→ WHAT YOU HAVE TO DO:
Quote the records in full and leave their pictures out.

Dataset records:
▬▬▬▬▬▬▬▬▬▬
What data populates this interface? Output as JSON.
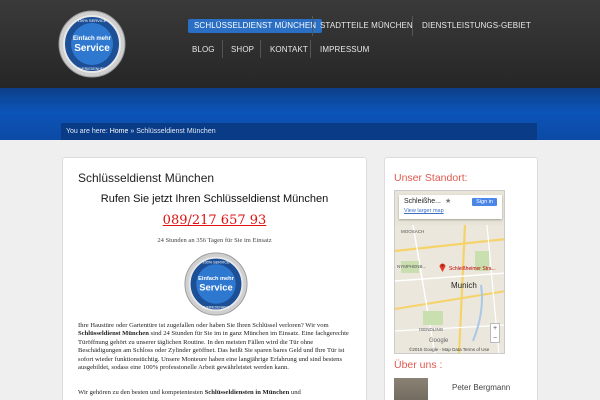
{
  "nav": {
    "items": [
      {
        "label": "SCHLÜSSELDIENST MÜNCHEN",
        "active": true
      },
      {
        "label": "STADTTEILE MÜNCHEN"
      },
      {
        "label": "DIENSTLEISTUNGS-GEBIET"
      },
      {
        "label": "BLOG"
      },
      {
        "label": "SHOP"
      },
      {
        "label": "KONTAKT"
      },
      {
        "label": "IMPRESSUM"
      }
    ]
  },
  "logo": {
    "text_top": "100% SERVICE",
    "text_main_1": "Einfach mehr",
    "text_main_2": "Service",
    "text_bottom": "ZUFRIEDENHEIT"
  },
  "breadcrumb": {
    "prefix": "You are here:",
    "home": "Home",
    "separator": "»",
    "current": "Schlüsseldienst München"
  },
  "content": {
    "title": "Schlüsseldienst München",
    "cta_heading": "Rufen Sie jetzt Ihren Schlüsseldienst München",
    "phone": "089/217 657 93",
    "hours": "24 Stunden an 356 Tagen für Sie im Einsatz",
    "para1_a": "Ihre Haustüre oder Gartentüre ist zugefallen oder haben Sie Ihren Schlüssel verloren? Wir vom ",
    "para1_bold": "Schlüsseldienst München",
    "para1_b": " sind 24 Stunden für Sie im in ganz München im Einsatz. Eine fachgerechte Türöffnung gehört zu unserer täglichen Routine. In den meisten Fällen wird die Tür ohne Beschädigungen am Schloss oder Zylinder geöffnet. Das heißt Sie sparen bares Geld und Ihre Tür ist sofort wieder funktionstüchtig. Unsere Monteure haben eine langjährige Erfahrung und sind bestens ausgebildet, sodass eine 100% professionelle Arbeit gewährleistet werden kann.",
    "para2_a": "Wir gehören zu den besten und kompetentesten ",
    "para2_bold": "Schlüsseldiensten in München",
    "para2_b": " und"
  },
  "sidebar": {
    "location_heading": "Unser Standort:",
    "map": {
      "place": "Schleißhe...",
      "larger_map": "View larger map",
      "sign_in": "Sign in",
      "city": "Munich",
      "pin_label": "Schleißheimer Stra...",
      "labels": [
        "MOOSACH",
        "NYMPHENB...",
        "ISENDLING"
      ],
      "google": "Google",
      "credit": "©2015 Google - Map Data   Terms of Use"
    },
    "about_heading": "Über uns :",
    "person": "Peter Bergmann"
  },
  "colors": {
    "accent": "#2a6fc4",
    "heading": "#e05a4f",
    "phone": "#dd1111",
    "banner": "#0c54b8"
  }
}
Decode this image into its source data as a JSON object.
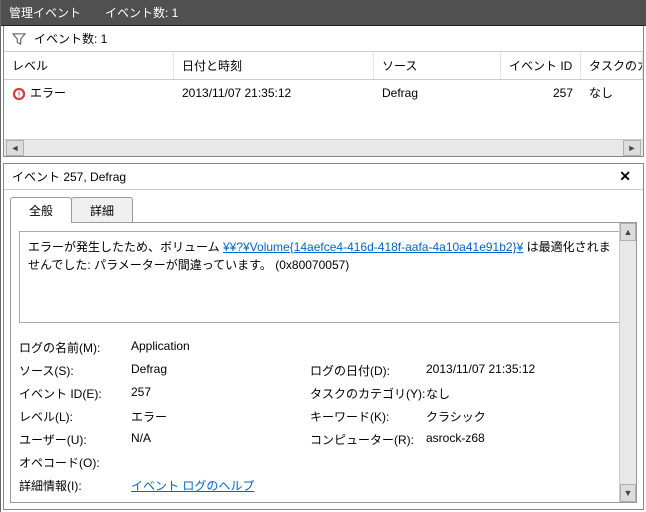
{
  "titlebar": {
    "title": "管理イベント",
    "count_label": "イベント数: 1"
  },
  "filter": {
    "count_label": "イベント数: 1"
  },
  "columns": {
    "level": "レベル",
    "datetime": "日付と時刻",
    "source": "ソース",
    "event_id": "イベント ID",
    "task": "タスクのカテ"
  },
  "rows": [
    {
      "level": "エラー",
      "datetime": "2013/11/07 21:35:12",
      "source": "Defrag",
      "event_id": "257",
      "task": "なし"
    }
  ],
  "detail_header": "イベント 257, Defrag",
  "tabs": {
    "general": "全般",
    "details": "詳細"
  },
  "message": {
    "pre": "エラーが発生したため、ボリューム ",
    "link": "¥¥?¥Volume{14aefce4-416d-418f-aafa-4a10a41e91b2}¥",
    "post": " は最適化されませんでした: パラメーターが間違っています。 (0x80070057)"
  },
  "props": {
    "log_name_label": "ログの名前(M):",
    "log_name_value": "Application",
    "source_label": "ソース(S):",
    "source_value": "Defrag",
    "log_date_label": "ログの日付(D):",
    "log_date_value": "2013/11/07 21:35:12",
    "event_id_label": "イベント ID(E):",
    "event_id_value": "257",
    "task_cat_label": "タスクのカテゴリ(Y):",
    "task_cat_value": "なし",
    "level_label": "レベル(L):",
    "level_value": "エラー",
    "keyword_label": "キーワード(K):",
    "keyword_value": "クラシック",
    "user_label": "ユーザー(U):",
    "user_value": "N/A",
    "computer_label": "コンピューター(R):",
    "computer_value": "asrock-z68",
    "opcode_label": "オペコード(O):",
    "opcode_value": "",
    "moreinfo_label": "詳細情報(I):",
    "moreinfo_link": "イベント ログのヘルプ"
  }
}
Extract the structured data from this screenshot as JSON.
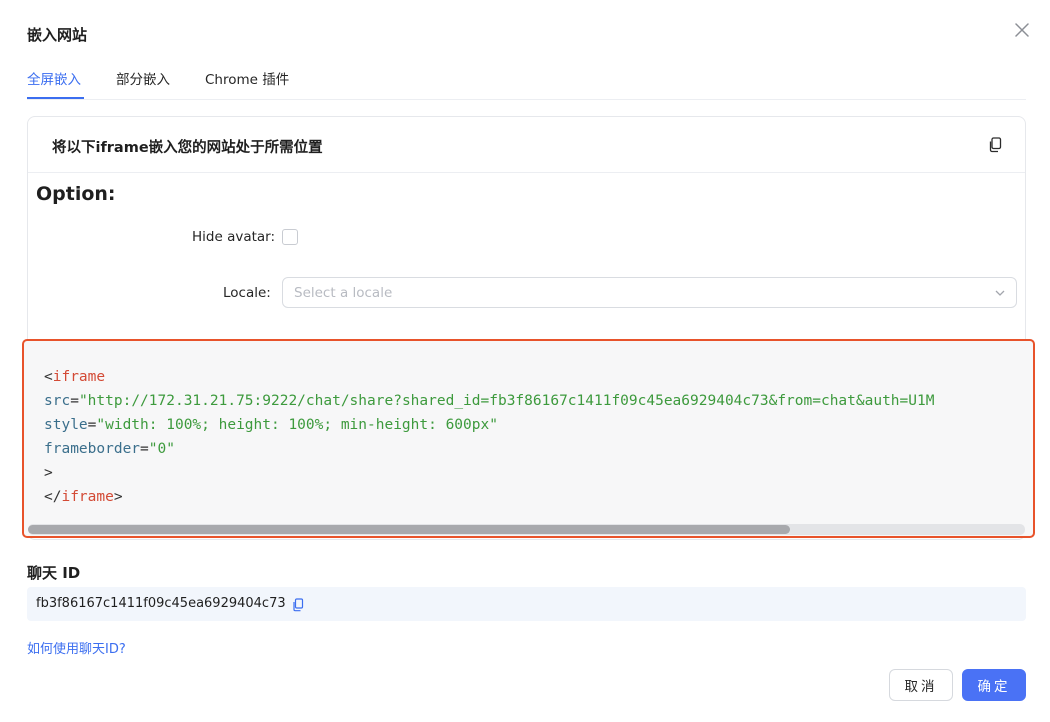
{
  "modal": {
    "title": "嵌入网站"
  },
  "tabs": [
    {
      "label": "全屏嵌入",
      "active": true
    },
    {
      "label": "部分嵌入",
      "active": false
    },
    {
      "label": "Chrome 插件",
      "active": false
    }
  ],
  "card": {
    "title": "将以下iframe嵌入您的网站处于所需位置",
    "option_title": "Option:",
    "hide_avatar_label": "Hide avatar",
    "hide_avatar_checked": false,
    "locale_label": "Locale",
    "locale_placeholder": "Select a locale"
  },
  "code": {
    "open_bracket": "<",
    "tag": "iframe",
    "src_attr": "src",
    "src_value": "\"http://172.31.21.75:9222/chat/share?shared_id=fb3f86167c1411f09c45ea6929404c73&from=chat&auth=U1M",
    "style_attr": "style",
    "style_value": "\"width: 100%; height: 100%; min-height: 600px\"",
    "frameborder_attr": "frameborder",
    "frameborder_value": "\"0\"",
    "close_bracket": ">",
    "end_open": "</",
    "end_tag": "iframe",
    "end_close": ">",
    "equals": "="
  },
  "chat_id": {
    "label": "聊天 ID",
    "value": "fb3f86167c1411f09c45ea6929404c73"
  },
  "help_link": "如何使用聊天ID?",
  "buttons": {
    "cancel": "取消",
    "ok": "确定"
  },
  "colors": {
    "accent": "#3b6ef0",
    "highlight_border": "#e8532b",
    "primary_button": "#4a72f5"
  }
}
▬▬▬▬▬▬▬▬▬▬
→ ANSWER TO THIS EXERCISE:
What data populates this interface? Output as JSON.
{
  "nav": {
    "items": [
      {
        "label": "SCHLÜSSELDIENST MÜNCHEN",
        "active": true
      },
      {
        "label": "STADTTEILE MÜNCHEN"
      },
      {
        "label": "DIENSTLEISTUNGS-GEBIET"
      },
      {
        "label": "BLOG"
      },
      {
        "label": "SHOP"
      },
      {
        "label": "KONTAKT"
      },
      {
        "label": "IMPRESSUM"
      }
    ]
  },
  "logo": {
    "text_top": "100% SERVICE",
    "text_main_1": "Einfach mehr",
    "text_main_2": "Service",
    "text_bottom": "ZUFRIEDENHEIT"
  },
  "breadcrumb": {
    "prefix": "You are here:",
    "home": "Home",
    "separator": "»",
    "current": "Schlüsseldienst München"
  },
  "content": {
    "title": "Schlüsseldienst München",
    "cta_heading": "Rufen Sie jetzt Ihren Schlüsseldienst München",
    "phone": "089/217 657 93",
    "hours": "24 Stunden an 356 Tagen für Sie im Einsatz",
    "para1_a": "Ihre Haustüre oder Gartentüre ist zugefallen oder haben Sie Ihren Schlüssel verloren? Wir vom ",
    "para1_bold": "Schlüsseldienst München",
    "para1_b": " sind 24 Stunden für Sie im in ganz München im Einsatz. Eine fachgerechte Türöffnung gehört zu unserer täglichen Routine. In den meisten Fällen wird die Tür ohne Beschädigungen am Schloss oder Zylinder geöffnet. Das heißt Sie sparen bares Geld und Ihre Tür ist sofort wieder funktionstüchtig. Unsere Monteure haben eine langjährige Erfahrung und sind bestens ausgebildet, sodass eine 100% professionelle Arbeit gewährleistet werden kann.",
    "para2_a": "Wir gehören zu den besten und kompetentesten ",
    "para2_bold": "Schlüsseldiensten in München",
    "para2_b": " und"
  },
  "sidebar": {
    "location_heading": "Unser Standort:",
    "map": {
      "place": "Schleißhe...",
      "larger_map": "View larger map",
      "sign_in": "Sign in",
      "city": "Munich",
      "pin_label": "Schleißheimer Stra...",
      "labels": [
        "MOOSACH",
        "NYMPHENB...",
        "ISENDLING"
      ],
      "google": "Google",
      "credit": "©2015 Google - Map Data   Terms of Use"
    },
    "about_heading": "Über uns :",
    "person": "Peter Bergmann"
  },
  "colors": {
    "accent": "#2a6fc4",
    "heading": "#e05a4f",
    "phone": "#dd1111",
    "banner": "#0c54b8"
  }
}
Decode this image into its source data as a JSON object.
{
  "titlebar": {
    "title": "管理イベント",
    "count_label": "イベント数: 1"
  },
  "filter": {
    "count_label": "イベント数: 1"
  },
  "columns": {
    "level": "レベル",
    "datetime": "日付と時刻",
    "source": "ソース",
    "event_id": "イベント ID",
    "task": "タスクのカテ"
  },
  "rows": [
    {
      "level": "エラー",
      "datetime": "2013/11/07 21:35:12",
      "source": "Defrag",
      "event_id": "257",
      "task": "なし"
    }
  ],
  "detail_header": "イベント 257, Defrag",
  "tabs": {
    "general": "全般",
    "details": "詳細"
  },
  "message": {
    "pre": "エラーが発生したため、ボリューム ",
    "link": "¥¥?¥Volume{14aefce4-416d-418f-aafa-4a10a41e91b2}¥",
    "post": " は最適化されませんでした: パラメーターが間違っています。 (0x80070057)"
  },
  "props": {
    "log_name_label": "ログの名前(M):",
    "log_name_value": "Application",
    "source_label": "ソース(S):",
    "source_value": "Defrag",
    "log_date_label": "ログの日付(D):",
    "log_date_value": "2013/11/07 21:35:12",
    "event_id_label": "イベント ID(E):",
    "event_id_value": "257",
    "task_cat_label": "タスクのカテゴリ(Y):",
    "task_cat_value": "なし",
    "level_label": "レベル(L):",
    "level_value": "エラー",
    "keyword_label": "キーワード(K):",
    "keyword_value": "クラシック",
    "user_label": "ユーザー(U):",
    "user_value": "N/A",
    "computer_label": "コンピューター(R):",
    "computer_value": "asrock-z68",
    "opcode_label": "オペコード(O):",
    "opcode_value": "",
    "moreinfo_label": "詳細情報(I):",
    "moreinfo_link": "イベント ログのヘルプ"
  }
}
Extract the structured data from this screenshot as JSON.
{
  "modal": {
    "title": "嵌入网站"
  },
  "tabs": [
    {
      "label": "全屏嵌入",
      "active": true
    },
    {
      "label": "部分嵌入",
      "active": false
    },
    {
      "label": "Chrome 插件",
      "active": false
    }
  ],
  "card": {
    "title": "将以下iframe嵌入您的网站处于所需位置",
    "option_title": "Option:",
    "hide_avatar_label": "Hide avatar",
    "hide_avatar_checked": false,
    "locale_label": "Locale",
    "locale_placeholder": "Select a locale"
  },
  "code": {
    "open_bracket": "<",
    "tag": "iframe",
    "src_attr": "src",
    "src_value": "\"http://172.31.21.75:9222/chat/share?shared_id=fb3f86167c1411f09c45ea6929404c73&from=chat&auth=U1M",
    "style_attr": "style",
    "style_value": "\"width: 100%; height: 100%; min-height: 600px\"",
    "frameborder_attr": "frameborder",
    "frameborder_value": "\"0\"",
    "close_bracket": ">",
    "end_open": "</",
    "end_tag": "iframe",
    "end_close": ">",
    "equals": "="
  },
  "chat_id": {
    "label": "聊天 ID",
    "value": "fb3f86167c1411f09c45ea6929404c73"
  },
  "help_link": "如何使用聊天ID?",
  "buttons": {
    "cancel": "取消",
    "ok": "确定"
  },
  "colors": {
    "accent": "#3b6ef0",
    "highlight_border": "#e8532b",
    "primary_button": "#4a72f5"
  }
}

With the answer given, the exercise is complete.